Text provided:
The adding of the verb "can" in this context is typical for English, and is not used in most other langauges. 

The correct sentence in Polish is *"Nie czuję ręki" *(mojej/swojej is redundant, it is not usual to feel somebody other's hand)

"Nie *mogę *czuć ręki" would indicate that it is completely impossible to feel the hand because of some reason, as for example:   "Nie *mogę *czuć ręki, bo jej nie mam" (I can't feel my hand because I don't have it).


----------



## dreamlike

You could also say "Nie mam czucia w ręcę" / "Straciłem czucie w ręcę", with the two translating into English respectively as "I have no sensation in my hand" / "I lost sensation in my hand". For all intents and purposes, I'd probably just say "Nie czuję ręki", though.


----------



## jasio

dreamlike said:


> You could also say "Nie mam czucia w ręcę" / "Straciłem czucie w ręcę", with the two translating into English respectively as "I have no sensation in my hand" / "I lost sensation in my hand". For all intents and purposes, I'd probably just say "Nie czuję ręki", though.

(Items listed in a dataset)
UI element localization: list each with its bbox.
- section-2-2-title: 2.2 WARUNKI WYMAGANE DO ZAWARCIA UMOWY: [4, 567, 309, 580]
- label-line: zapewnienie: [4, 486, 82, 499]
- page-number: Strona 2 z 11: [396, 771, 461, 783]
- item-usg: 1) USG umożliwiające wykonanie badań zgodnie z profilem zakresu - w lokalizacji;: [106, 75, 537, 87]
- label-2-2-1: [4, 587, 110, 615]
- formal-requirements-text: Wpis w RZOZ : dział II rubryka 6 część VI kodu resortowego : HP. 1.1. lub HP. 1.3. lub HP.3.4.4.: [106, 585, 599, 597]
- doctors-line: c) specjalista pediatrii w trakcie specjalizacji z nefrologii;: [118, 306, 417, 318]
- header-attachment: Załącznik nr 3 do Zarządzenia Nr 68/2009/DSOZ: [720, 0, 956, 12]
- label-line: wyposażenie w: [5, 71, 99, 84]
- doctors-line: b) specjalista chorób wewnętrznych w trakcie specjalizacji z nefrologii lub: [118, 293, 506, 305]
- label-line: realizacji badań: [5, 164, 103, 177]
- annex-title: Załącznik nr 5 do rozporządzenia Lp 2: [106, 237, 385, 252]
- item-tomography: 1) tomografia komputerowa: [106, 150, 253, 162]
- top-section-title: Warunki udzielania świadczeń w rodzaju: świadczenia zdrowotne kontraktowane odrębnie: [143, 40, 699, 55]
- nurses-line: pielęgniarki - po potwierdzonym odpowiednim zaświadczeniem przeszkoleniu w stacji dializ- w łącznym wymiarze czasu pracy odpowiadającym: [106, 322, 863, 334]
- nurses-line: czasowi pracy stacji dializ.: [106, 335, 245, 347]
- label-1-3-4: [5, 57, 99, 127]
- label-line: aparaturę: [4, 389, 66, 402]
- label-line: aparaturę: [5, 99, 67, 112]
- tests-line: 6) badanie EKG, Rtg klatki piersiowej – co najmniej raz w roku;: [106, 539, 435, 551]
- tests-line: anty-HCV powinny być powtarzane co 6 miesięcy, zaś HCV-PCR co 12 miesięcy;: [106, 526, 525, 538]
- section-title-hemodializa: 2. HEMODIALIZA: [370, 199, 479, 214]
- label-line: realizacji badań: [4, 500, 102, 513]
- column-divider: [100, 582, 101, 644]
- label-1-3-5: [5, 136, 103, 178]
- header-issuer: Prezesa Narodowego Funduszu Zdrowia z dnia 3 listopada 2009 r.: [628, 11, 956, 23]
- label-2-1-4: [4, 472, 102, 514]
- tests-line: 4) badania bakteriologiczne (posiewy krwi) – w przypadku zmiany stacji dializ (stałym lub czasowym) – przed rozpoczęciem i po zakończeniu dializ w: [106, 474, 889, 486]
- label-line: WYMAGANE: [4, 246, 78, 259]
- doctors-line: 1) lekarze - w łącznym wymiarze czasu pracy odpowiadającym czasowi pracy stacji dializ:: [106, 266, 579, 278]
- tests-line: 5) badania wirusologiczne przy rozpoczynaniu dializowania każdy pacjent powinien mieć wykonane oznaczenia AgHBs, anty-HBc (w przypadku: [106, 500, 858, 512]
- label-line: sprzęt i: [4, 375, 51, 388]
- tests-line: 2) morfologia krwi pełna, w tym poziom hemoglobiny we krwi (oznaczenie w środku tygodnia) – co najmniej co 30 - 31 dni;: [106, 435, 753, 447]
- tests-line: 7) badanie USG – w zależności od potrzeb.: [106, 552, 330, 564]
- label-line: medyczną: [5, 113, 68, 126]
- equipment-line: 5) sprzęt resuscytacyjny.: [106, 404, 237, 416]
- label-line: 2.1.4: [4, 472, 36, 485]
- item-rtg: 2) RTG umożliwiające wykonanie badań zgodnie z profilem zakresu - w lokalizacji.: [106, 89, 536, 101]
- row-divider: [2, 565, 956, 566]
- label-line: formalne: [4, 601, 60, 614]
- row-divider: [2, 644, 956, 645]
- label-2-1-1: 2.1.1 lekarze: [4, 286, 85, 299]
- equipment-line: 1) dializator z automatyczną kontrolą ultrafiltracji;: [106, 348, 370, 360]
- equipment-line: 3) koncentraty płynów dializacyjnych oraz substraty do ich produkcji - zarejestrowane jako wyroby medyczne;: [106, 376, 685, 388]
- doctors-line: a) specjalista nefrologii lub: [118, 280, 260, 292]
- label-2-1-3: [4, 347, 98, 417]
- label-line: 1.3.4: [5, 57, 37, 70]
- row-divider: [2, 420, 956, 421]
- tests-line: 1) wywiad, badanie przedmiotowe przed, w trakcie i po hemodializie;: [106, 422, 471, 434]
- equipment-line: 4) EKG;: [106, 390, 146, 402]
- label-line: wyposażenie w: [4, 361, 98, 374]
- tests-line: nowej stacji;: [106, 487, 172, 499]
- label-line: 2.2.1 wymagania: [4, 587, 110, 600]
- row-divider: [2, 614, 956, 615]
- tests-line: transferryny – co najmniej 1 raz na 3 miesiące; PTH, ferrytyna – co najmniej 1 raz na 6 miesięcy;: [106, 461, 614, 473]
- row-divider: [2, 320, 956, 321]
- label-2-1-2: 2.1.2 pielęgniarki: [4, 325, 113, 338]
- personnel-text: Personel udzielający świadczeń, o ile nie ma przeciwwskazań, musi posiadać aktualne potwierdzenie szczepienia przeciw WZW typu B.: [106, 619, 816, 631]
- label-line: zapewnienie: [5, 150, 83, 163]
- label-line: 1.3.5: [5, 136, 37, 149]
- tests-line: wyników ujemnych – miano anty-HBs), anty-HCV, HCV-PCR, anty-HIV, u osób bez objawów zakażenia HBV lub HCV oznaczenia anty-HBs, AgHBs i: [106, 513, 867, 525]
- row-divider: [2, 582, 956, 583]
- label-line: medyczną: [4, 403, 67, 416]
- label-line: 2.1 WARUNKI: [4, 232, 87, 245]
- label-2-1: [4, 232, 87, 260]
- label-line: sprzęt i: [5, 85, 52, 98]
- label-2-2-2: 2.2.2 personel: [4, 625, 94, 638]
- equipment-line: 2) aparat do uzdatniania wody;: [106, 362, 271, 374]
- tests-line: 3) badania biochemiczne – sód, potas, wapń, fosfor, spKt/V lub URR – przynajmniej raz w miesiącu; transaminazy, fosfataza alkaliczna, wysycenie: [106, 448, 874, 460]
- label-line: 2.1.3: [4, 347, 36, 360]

Exercise directions: Continue the forum thread about expressing "I can't feel my hand" in Polish from the point where it ends.

Response to this task:
You can say it indeed, but it means something completely different. 

Although "nie czuję ręki", "nie czuję rąk", "nie czuję nóg" can be used literally, typically they are used in figurative meanings to express that you are exhausted. On the other hand "nie mam czucia w ręce" has a literal (and rather medical!) meaning only, ot express that your sense of touch is not working properly - for any reason... it may have gone numb, it can be frozen, it can be a spine issue, etc.


----------



## dreamlike

jasio said:


> Although "nie czuję ręki", "nie czuję rąk", "nie czuję nóg" can be used literally, typically they are used in figurative meanings to express that you are exhausted.


I don't see how these two things are mutually exclusive. Also, I wouldn't expect anyone to use "nie czuję ręki" if that wasn't actually the case. I don't know if you have ever been extremely exhausted in your life, but you may indeed temporarily lose sensation in your limbs when you are, so I think there's no need to speak of figurative and literal meanings here.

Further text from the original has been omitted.